Copy out the data exactly, leaving the pictures behind.
------
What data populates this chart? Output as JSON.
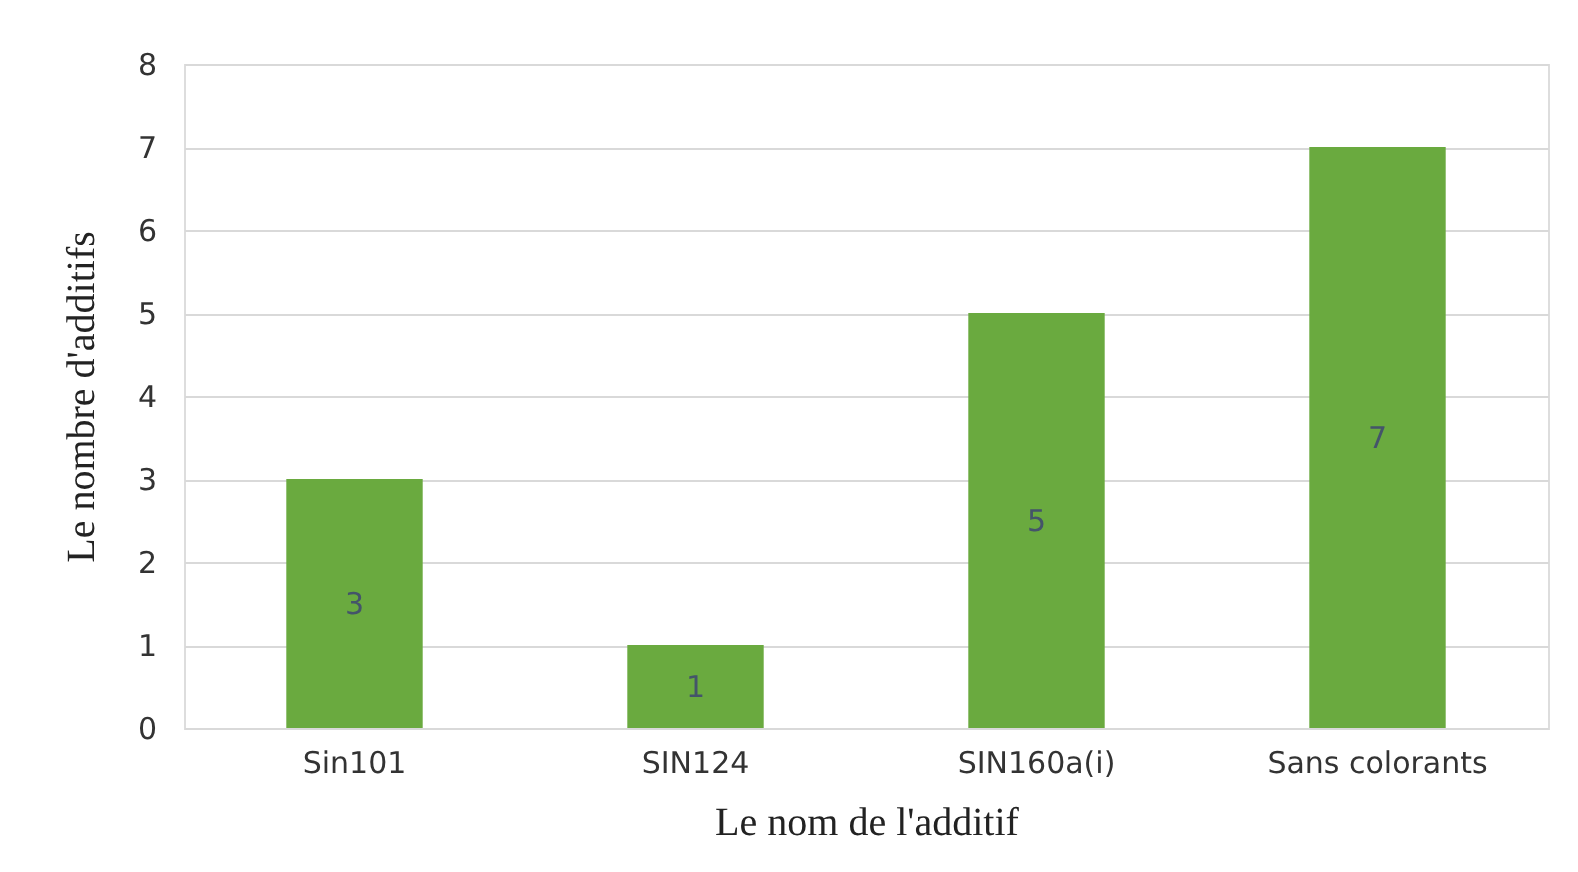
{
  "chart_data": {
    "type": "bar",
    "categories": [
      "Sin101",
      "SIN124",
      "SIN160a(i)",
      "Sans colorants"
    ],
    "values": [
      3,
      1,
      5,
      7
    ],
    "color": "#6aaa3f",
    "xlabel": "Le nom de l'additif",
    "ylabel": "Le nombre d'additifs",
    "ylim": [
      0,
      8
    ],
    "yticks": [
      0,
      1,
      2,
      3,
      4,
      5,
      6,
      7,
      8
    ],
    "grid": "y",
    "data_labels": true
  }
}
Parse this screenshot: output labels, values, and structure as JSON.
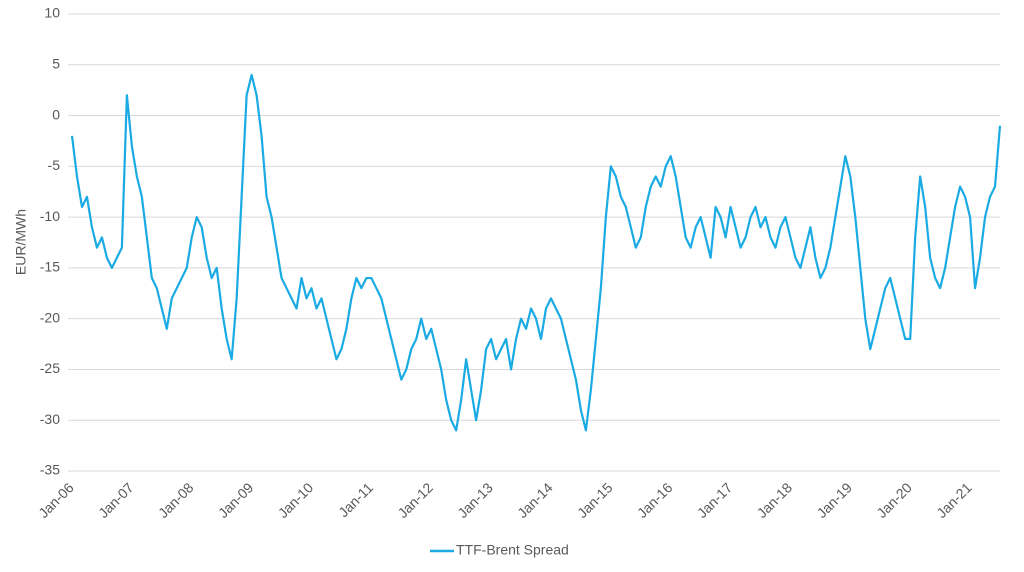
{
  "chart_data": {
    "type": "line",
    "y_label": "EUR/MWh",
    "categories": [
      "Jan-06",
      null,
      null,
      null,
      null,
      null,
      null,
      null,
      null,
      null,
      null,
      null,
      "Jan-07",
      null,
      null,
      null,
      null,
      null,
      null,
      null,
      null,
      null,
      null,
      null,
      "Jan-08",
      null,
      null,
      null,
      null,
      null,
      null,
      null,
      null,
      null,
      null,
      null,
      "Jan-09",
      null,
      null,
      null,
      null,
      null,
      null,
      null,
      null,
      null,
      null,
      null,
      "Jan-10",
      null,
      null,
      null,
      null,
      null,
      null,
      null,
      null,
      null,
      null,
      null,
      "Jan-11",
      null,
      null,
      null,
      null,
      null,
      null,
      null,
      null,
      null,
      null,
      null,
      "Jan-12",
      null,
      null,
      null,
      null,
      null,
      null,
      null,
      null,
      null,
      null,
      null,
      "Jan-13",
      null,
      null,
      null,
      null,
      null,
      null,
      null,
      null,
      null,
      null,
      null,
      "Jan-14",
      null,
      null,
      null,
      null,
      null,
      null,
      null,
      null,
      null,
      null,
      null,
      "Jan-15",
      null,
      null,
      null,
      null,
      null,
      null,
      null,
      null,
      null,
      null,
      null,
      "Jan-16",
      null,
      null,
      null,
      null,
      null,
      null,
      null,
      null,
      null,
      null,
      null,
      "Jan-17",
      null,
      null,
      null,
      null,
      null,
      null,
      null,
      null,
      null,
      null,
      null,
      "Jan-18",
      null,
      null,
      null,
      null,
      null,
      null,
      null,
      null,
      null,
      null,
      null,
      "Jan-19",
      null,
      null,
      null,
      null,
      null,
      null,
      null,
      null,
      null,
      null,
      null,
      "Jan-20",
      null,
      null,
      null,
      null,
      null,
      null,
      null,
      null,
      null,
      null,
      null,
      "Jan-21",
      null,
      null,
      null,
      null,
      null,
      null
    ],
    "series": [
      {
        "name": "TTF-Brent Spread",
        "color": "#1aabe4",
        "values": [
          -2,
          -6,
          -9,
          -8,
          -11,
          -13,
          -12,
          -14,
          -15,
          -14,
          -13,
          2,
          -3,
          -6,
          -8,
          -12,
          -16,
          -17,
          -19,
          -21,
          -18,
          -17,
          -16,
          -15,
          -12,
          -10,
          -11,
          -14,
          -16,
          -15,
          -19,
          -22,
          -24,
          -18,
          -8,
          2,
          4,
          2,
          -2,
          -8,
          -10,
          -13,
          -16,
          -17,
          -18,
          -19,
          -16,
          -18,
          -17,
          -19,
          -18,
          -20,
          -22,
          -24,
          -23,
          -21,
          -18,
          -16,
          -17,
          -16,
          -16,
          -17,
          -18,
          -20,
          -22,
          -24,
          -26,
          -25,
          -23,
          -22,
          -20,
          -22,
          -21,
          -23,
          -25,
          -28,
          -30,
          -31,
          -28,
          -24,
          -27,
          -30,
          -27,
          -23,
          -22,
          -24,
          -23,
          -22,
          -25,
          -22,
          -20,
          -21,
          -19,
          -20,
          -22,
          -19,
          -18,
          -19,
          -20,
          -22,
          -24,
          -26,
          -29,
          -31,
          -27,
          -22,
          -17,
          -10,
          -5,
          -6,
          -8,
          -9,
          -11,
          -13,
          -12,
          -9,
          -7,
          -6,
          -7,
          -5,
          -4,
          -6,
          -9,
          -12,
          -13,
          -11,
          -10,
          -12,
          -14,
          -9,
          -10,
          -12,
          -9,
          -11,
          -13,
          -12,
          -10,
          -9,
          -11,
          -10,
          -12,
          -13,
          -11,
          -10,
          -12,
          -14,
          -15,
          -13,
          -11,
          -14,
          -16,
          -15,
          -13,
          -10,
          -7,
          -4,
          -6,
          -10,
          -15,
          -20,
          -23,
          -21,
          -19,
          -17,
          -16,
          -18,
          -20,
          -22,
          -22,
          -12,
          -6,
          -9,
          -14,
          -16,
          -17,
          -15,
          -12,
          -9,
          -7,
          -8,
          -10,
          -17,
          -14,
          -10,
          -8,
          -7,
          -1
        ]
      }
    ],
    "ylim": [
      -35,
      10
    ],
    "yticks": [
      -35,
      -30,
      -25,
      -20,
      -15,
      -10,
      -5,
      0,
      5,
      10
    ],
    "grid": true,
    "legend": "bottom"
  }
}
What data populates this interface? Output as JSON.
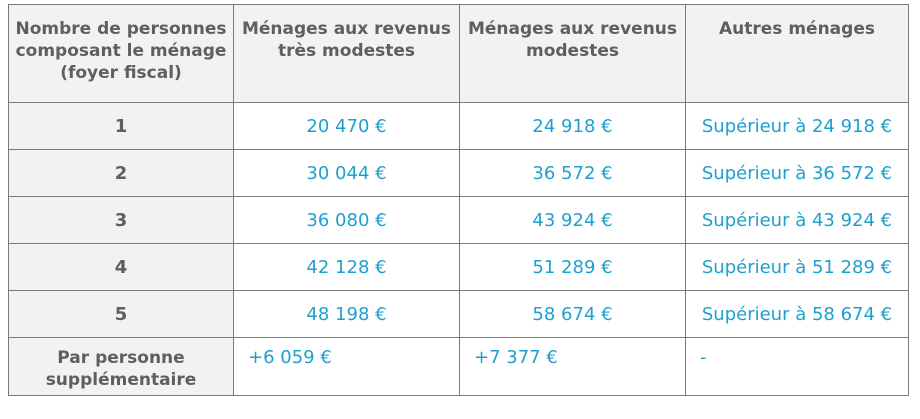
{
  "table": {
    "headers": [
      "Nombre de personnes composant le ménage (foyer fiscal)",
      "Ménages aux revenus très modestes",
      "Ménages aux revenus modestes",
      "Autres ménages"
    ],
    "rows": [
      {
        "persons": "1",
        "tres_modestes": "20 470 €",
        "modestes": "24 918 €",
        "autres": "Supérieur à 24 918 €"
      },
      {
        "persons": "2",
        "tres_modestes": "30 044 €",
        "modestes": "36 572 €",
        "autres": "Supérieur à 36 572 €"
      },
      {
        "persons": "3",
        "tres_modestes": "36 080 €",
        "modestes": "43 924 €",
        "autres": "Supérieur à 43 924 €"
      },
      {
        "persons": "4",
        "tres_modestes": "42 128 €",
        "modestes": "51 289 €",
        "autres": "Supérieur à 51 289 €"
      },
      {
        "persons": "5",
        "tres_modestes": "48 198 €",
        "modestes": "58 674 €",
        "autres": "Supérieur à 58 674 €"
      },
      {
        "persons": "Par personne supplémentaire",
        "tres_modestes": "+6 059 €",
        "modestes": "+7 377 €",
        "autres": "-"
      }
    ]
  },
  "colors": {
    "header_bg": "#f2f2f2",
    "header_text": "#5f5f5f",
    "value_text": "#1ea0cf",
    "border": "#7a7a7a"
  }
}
------
* **Response**:
What data populates this chart? Output as JSON.
{
  "chart_data": {
    "type": "bar",
    "categories": [
      "Sin101",
      "SIN124",
      "SIN160a(i)",
      "Sans colorants"
    ],
    "values": [
      3,
      1,
      5,
      7
    ],
    "color": "#6aaa3f",
    "xlabel": "Le nom de l'additif",
    "ylabel": "Le nombre d'additifs",
    "ylim": [
      0,
      8
    ],
    "yticks": [
      0,
      1,
      2,
      3,
      4,
      5,
      6,
      7,
      8
    ],
    "grid": "y",
    "data_labels": true
  }
}
Parse this screenshot: output labels, values, and structure as JSON.
{
  "chart_data": {
    "type": "line",
    "y_label": "EUR/MWh",
    "categories": [
      "Jan-06",
      null,
      null,
      null,
      null,
      null,
      null,
      null,
      null,
      null,
      null,
      null,
      "Jan-07",
      null,
      null,
      null,
      null,
      null,
      null,
      null,
      null,
      null,
      null,
      null,
      "Jan-08",
      null,
      null,
      null,
      null,
      null,
      null,
      null,
      null,
      null,
      null,
      null,
      "Jan-09",
      null,
      null,
      null,
      null,
      null,
      null,
      null,
      null,
      null,
      null,
      null,
      "Jan-10",
      null,
      null,
      null,
      null,
      null,
      null,
      null,
      null,
      null,
      null,
      null,
      "Jan-11",
      null,
      null,
      null,
      null,
      null,
      null,
      null,
      null,
      null,
      null,
      null,
      "Jan-12",
      null,
      null,
      null,
      null,
      null,
      null,
      null,
      null,
      null,
      null,
      null,
      "Jan-13",
      null,
      null,
      null,
      null,
      null,
      null,
      null,
      null,
      null,
      null,
      null,
      "Jan-14",
      null,
      null,
      null,
      null,
      null,
      null,
      null,
      null,
      null,
      null,
      null,
      "Jan-15",
      null,
      null,
      null,
      null,
      null,
      null,
      null,
      null,
      null,
      null,
      null,
      "Jan-16",
      null,
      null,
      null,
      null,
      null,
      null,
      null,
      null,
      null,
      null,
      null,
      "Jan-17",
      null,
      null,
      null,
      null,
      null,
      null,
      null,
      null,
      null,
      null,
      null,
      "Jan-18",
      null,
      null,
      null,
      null,
      null,
      null,
      null,
      null,
      null,
      null,
      null,
      "Jan-19",
      null,
      null,
      null,
      null,
      null,
      null,
      null,
      null,
      null,
      null,
      null,
      "Jan-20",
      null,
      null,
      null,
      null,
      null,
      null,
      null,
      null,
      null,
      null,
      null,
      "Jan-21",
      null,
      null,
      null,
      null,
      null,
      null
    ],
    "series": [
      {
        "name": "TTF-Brent Spread",
        "color": "#1aabe4",
        "values": [
          -2,
          -6,
          -9,
          -8,
          -11,
          -13,
          -12,
          -14,
          -15,
          -14,
          -13,
          2,
          -3,
          -6,
          -8,
          -12,
          -16,
          -17,
          -19,
          -21,
          -18,
          -17,
          -16,
          -15,
          -12,
          -10,
          -11,
          -14,
          -16,
          -15,
          -19,
          -22,
          -24,
          -18,
          -8,
          2,
          4,
          2,
          -2,
          -8,
          -10,
          -13,
          -16,
          -17,
          -18,
          -19,
          -16,
          -18,
          -17,
          -19,
          -18,
          -20,
          -22,
          -24,
          -23,
          -21,
          -18,
          -16,
          -17,
          -16,
          -16,
          -17,
          -18,
          -20,
          -22,
          -24,
          -26,
          -25,
          -23,
          -22,
          -20,
          -22,
          -21,
          -23,
          -25,
          -28,
          -30,
          -31,
          -28,
          -24,
          -27,
          -30,
          -27,
          -23,
          -22,
          -24,
          -23,
          -22,
          -25,
          -22,
          -20,
          -21,
          -19,
          -20,
          -22,
          -19,
          -18,
          -19,
          -20,
          -22,
          -24,
          -26,
          -29,
          -31,
          -27,
          -22,
          -17,
          -10,
          -5,
          -6,
          -8,
          -9,
          -11,
          -13,
          -12,
          -9,
          -7,
          -6,
          -7,
          -5,
          -4,
          -6,
          -9,
          -12,
          -13,
          -11,
          -10,
          -12,
          -14,
          -9,
          -10,
          -12,
          -9,
          -11,
          -13,
          -12,
          -10,
          -9,
          -11,
          -10,
          -12,
          -13,
          -11,
          -10,
          -12,
          -14,
          -15,
          -13,
          -11,
          -14,
          -16,
          -15,
          -13,
          -10,
          -7,
          -4,
          -6,
          -10,
          -15,
          -20,
          -23,
          -21,
          -19,
          -17,
          -16,
          -18,
          -20,
          -22,
          -22,
          -12,
          -6,
          -9,
          -14,
          -16,
          -17,
          -15,
          -12,
          -9,
          -7,
          -8,
          -10,
          -17,
          -14,
          -10,
          -8,
          -7,
          -1
        ]
      }
    ],
    "ylim": [
      -35,
      10
    ],
    "yticks": [
      -35,
      -30,
      -25,
      -20,
      -15,
      -10,
      -5,
      0,
      5,
      10
    ],
    "grid": true,
    "legend": "bottom"
  }
}
What data populates this interface? Output as JSON.
{
  "table": {
    "headers": [
      "Nombre de personnes composant le ménage (foyer fiscal)",
      "Ménages aux revenus très modestes",
      "Ménages aux revenus modestes",
      "Autres ménages"
    ],
    "rows": [
      {
        "persons": "1",
        "tres_modestes": "20 470 €",
        "modestes": "24 918 €",
        "autres": "Supérieur à 24 918 €"
      },
      {
        "persons": "2",
        "tres_modestes": "30 044 €",
        "modestes": "36 572 €",
        "autres": "Supérieur à 36 572 €"
      },
      {
        "persons": "3",
        "tres_modestes": "36 080 €",
        "modestes": "43 924 €",
        "autres": "Supérieur à 43 924 €"
      },
      {
        "persons": "4",
        "tres_modestes": "42 128 €",
        "modestes": "51 289 €",
        "autres": "Supérieur à 51 289 €"
      },
      {
        "persons": "5",
        "tres_modestes": "48 198 €",
        "modestes": "58 674 €",
        "autres": "Supérieur à 58 674 €"
      },
      {
        "persons": "Par personne supplémentaire",
        "tres_modestes": "+6 059 €",
        "modestes": "+7 377 €",
        "autres": "-"
      }
    ]
  },
  "colors": {
    "header_bg": "#f2f2f2",
    "header_text": "#5f5f5f",
    "value_text": "#1ea0cf",
    "border": "#7a7a7a"
  }
}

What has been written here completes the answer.